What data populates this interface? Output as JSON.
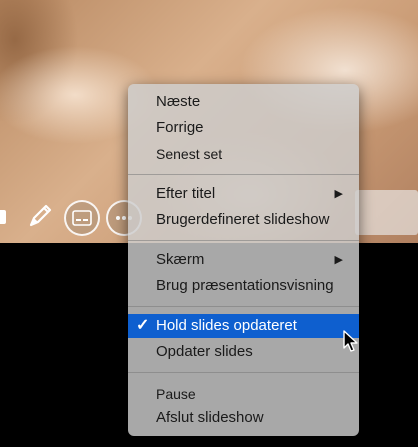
{
  "toolbar": {
    "icons": [
      "pen-tool-icon",
      "pencil-icon",
      "subtitles-icon",
      "more-icon"
    ]
  },
  "menu": {
    "group1": {
      "next": "Næste",
      "previous": "Forrige",
      "last_viewed": "Senest set"
    },
    "group2": {
      "by_title": "Efter titel",
      "custom_slideshow": "Brugerdefineret slideshow"
    },
    "group3": {
      "screen": "Skærm",
      "presenter_view": "Brug præsentationsvisning"
    },
    "group4": {
      "keep_updated": "Hold slides opdateret",
      "keep_updated_checked": true,
      "update_slides": "Opdater slides"
    },
    "group5": {
      "pause": "Pause",
      "end_show": "Afslut slideshow"
    },
    "submenu_arrow": "▶",
    "checkmark": "✓"
  },
  "colors": {
    "highlight": "#0e5fcf",
    "menu_bg": "#cdcdcd"
  }
}
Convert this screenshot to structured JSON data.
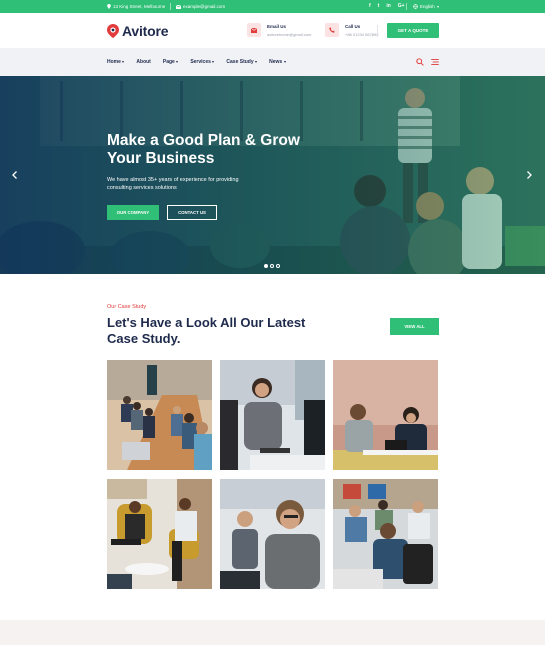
{
  "topbar": {
    "address": "13 King Street, Melbourne",
    "email": "example@gmail.com",
    "socials": [
      "f",
      "t",
      "in",
      "G+"
    ],
    "language": "English"
  },
  "header": {
    "brand": "Avitore",
    "email_label": "Email Us",
    "email_value": "avitorehome@gmail.com",
    "call_label": "Call Us",
    "call_value": "+88 01234 567890",
    "quote_button": "GET A QUOTE"
  },
  "nav": {
    "items": [
      {
        "label": "Home",
        "dropdown": true
      },
      {
        "label": "About",
        "dropdown": false
      },
      {
        "label": "Page",
        "dropdown": true
      },
      {
        "label": "Services",
        "dropdown": true
      },
      {
        "label": "Case Study",
        "dropdown": true
      },
      {
        "label": "News",
        "dropdown": true
      }
    ]
  },
  "hero": {
    "title": "Make a Good Plan & Grow Your Business",
    "text": "We have almost 35+ years of experience for providing consulting services solutions",
    "primary_button": "OUR COMPANY",
    "secondary_button": "CONTACT US"
  },
  "case_study": {
    "eyebrow": "Our Case Study",
    "title": "Let's Have a Look All Our Latest Case Study.",
    "view_button": "VIEW ALL"
  },
  "colors": {
    "accent": "#2fbf76",
    "heading": "#1f2b4d",
    "eyebrow": "#e23b3b",
    "nav_bg": "#f1f2f6"
  }
}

#### TASK:
Output the full set of records above without changing a word, and drop the images.

#### WRITTEN ANSWER:
What data populates this interface? Output as JSON.
{
  "toolbar": {
    "icons": [
      "pen-tool-icon",
      "pencil-icon",
      "subtitles-icon",
      "more-icon"
    ]
  },
  "menu": {
    "group1": {
      "next": "Næste",
      "previous": "Forrige",
      "last_viewed": "Senest set"
    },
    "group2": {
      "by_title": "Efter titel",
      "custom_slideshow": "Brugerdefineret slideshow"
    },
    "group3": {
      "screen": "Skærm",
      "presenter_view": "Brug præsentationsvisning"
    },
    "group4": {
      "keep_updated": "Hold slides opdateret",
      "keep_updated_checked": true,
      "update_slides": "Opdater slides"
    },
    "group5": {
      "pause": "Pause",
      "end_show": "Afslut slideshow"
    },
    "submenu_arrow": "▶",
    "checkmark": "✓"
  },
  "colors": {
    "highlight": "#0e5fcf",
    "menu_bg": "#cdcdcd"
  }
}
Convert this screenshot to structured JSON data.
{
  "topbar": {
    "address": "13 King Street, Melbourne",
    "email": "example@gmail.com",
    "socials": [
      "f",
      "t",
      "in",
      "G+"
    ],
    "language": "English"
  },
  "header": {
    "brand": "Avitore",
    "email_label": "Email Us",
    "email_value": "avitorehome@gmail.com",
    "call_label": "Call Us",
    "call_value": "+88 01234 567890",
    "quote_button": "GET A QUOTE"
  },
  "nav": {
    "items": [
      {
        "label": "Home",
        "dropdown": true
      },
      {
        "label": "About",
        "dropdown": false
      },
      {
        "label": "Page",
        "dropdown": true
      },
      {
        "label": "Services",
        "dropdown": true
      },
      {
        "label": "Case Study",
        "dropdown": true
      },
      {
        "label": "News",
        "dropdown": true
      }
    ]
  },
  "hero": {
    "title": "Make a Good Plan & Grow Your Business",
    "text": "We have almost 35+ years of experience for providing consulting services solutions",
    "primary_button": "OUR COMPANY",
    "secondary_button": "CONTACT US"
  },
  "case_study": {
    "eyebrow": "Our Case Study",
    "title": "Let's Have a Look All Our Latest Case Study.",
    "view_button": "VIEW ALL"
  },
  "colors": {
    "accent": "#2fbf76",
    "heading": "#1f2b4d",
    "eyebrow": "#e23b3b",
    "nav_bg": "#f1f2f6"
  }
}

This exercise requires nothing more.